[Begin]

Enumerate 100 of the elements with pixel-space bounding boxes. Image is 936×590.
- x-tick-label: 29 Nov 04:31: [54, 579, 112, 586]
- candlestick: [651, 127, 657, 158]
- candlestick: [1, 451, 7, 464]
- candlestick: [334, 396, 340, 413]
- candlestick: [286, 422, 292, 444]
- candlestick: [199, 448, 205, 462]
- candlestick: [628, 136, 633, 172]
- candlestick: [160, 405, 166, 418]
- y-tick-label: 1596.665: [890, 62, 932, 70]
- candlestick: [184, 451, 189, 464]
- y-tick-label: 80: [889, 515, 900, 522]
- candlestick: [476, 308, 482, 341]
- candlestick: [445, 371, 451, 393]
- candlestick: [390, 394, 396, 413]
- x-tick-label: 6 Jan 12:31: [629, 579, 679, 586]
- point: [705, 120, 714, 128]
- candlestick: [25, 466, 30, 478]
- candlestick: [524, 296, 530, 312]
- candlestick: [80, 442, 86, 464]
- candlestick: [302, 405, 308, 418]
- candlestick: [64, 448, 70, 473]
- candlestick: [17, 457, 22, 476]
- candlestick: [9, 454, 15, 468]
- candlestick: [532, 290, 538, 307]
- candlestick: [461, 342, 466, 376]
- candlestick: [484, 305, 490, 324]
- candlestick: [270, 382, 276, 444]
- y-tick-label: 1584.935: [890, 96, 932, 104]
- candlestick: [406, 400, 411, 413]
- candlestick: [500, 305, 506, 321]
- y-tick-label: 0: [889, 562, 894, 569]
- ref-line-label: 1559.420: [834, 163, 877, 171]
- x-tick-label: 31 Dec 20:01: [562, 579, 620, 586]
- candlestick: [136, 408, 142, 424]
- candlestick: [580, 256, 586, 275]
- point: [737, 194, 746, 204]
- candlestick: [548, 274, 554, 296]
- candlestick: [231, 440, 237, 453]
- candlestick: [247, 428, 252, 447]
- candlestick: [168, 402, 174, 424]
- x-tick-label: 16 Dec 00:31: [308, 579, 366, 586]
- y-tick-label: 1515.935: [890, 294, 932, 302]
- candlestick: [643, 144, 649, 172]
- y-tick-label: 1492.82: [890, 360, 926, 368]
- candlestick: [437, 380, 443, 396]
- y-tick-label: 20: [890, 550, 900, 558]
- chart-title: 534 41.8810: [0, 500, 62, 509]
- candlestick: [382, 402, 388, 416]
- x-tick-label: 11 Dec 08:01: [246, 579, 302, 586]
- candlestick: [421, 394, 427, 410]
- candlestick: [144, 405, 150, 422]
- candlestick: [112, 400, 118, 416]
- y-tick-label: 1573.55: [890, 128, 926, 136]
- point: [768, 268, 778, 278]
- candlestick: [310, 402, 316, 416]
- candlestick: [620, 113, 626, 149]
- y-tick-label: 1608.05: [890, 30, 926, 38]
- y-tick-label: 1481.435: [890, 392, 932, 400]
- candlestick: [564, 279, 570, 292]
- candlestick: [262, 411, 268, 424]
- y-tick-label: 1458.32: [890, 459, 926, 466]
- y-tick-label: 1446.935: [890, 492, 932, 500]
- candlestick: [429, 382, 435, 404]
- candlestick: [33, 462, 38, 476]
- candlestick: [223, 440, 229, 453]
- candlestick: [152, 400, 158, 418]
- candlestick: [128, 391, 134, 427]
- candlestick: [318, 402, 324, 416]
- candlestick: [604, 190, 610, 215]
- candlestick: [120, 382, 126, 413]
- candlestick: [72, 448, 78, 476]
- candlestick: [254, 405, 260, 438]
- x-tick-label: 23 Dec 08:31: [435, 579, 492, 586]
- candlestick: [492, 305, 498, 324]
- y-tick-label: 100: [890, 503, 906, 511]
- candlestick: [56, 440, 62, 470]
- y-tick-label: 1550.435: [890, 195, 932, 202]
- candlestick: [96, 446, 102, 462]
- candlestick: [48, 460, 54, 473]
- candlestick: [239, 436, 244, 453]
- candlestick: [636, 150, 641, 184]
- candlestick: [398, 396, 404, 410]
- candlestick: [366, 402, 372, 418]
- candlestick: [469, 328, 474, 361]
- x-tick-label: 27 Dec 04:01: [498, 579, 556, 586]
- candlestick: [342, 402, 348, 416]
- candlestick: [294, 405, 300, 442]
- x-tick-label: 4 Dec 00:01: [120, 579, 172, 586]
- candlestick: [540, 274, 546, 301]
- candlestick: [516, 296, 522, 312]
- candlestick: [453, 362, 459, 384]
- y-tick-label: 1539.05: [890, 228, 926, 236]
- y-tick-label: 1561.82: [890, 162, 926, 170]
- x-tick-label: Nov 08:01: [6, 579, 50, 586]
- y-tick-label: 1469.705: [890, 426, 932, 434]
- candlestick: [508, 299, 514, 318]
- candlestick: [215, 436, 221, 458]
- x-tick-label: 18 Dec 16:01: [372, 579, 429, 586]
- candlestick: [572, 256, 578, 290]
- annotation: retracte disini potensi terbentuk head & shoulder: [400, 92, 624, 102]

[End]

§ **Task to complete**
Rewrite all the rows above, changing every "candlestick" to "bar" and leaving everything else the same.

§ **Output for this exercise**
Enumerate 100 of the elements with pixel-space bounding boxes. Image is 936×590.
- x-tick-label: 29 Nov 04:31: [54, 579, 112, 586]
- bar: [651, 127, 657, 158]
- bar: [1, 451, 7, 464]
- bar: [334, 396, 340, 413]
- bar: [286, 422, 292, 444]
- bar: [199, 448, 205, 462]
- bar: [628, 136, 633, 172]
- bar: [160, 405, 166, 418]
- y-tick-label: 1596.665: [890, 62, 932, 70]
- bar: [184, 451, 189, 464]
- y-tick-label: 80: [889, 515, 900, 522]
- bar: [476, 308, 482, 341]
- bar: [445, 371, 451, 393]
- bar: [390, 394, 396, 413]
- x-tick-label: 6 Jan 12:31: [629, 579, 679, 586]
- point: [705, 120, 714, 128]
- bar: [25, 466, 30, 478]
- bar: [524, 296, 530, 312]
- bar: [80, 442, 86, 464]
- bar: [302, 405, 308, 418]
- bar: [64, 448, 70, 473]
- bar: [17, 457, 22, 476]
- bar: [9, 454, 15, 468]
- bar: [532, 290, 538, 307]
- bar: [461, 342, 466, 376]
- bar: [484, 305, 490, 324]
- bar: [270, 382, 276, 444]
- y-tick-label: 1584.935: [890, 96, 932, 104]
- bar: [406, 400, 411, 413]
- bar: [500, 305, 506, 321]
- y-tick-label: 0: [889, 562, 894, 569]
- ref-line-label: 1559.420: [834, 163, 877, 171]
- x-tick-label: 31 Dec 20:01: [562, 579, 620, 586]
- bar: [136, 408, 142, 424]
- bar: [580, 256, 586, 275]
- point: [737, 194, 746, 204]
- bar: [548, 274, 554, 296]
- bar: [231, 440, 237, 453]
- bar: [247, 428, 252, 447]
- bar: [168, 402, 174, 424]
- x-tick-label: 16 Dec 00:31: [308, 579, 366, 586]
- y-tick-label: 1515.935: [890, 294, 932, 302]
- bar: [643, 144, 649, 172]
- y-tick-label: 1492.82: [890, 360, 926, 368]
- bar: [437, 380, 443, 396]
- y-tick-label: 20: [890, 550, 900, 558]
- chart-title: 534 41.8810: [0, 500, 62, 509]
- bar: [382, 402, 388, 416]
- x-tick-label: 11 Dec 08:01: [246, 579, 302, 586]
- bar: [421, 394, 427, 410]
- bar: [144, 405, 150, 422]
- bar: [112, 400, 118, 416]
- y-tick-label: 1573.55: [890, 128, 926, 136]
- point: [768, 268, 778, 278]
- bar: [310, 402, 316, 416]
- bar: [620, 113, 626, 149]
- y-tick-label: 1608.05: [890, 30, 926, 38]
- y-tick-label: 1481.435: [890, 392, 932, 400]
- bar: [564, 279, 570, 292]
- bar: [262, 411, 268, 424]
- y-tick-label: 1458.32: [890, 459, 926, 466]
- y-tick-label: 1446.935: [890, 492, 932, 500]
- bar: [429, 382, 435, 404]
- bar: [33, 462, 38, 476]
- bar: [223, 440, 229, 453]
- bar: [152, 400, 158, 418]
- bar: [128, 391, 134, 427]
- bar: [318, 402, 324, 416]
- bar: [604, 190, 610, 215]
- bar: [120, 382, 126, 413]
- bar: [72, 448, 78, 476]
- bar: [254, 405, 260, 438]
- x-tick-label: 23 Dec 08:31: [435, 579, 492, 586]
- bar: [492, 305, 498, 324]
- y-tick-label: 100: [890, 503, 906, 511]
- bar: [56, 440, 62, 470]
- y-tick-label: 1550.435: [890, 195, 932, 202]
- bar: [96, 446, 102, 462]
- bar: [48, 460, 54, 473]
- bar: [239, 436, 244, 453]
- bar: [636, 150, 641, 184]
- bar: [398, 396, 404, 410]
- bar: [366, 402, 372, 418]
- bar: [469, 328, 474, 361]
- x-tick-label: 27 Dec 04:01: [498, 579, 556, 586]
- bar: [342, 402, 348, 416]
- bar: [294, 405, 300, 442]
- x-tick-label: 4 Dec 00:01: [120, 579, 172, 586]
- bar: [540, 274, 546, 301]
- bar: [516, 296, 522, 312]
- bar: [453, 362, 459, 384]
- y-tick-label: 1539.05: [890, 228, 926, 236]
- y-tick-label: 1561.82: [890, 162, 926, 170]
- x-tick-label: Nov 08:01: [6, 579, 50, 586]
- y-tick-label: 1469.705: [890, 426, 932, 434]
- bar: [508, 299, 514, 318]
- bar: [215, 436, 221, 458]
- x-tick-label: 18 Dec 16:01: [372, 579, 429, 586]
- bar: [572, 256, 578, 290]
- annotation: retracte disini potensi terbentuk head & shoulder: [400, 92, 624, 102]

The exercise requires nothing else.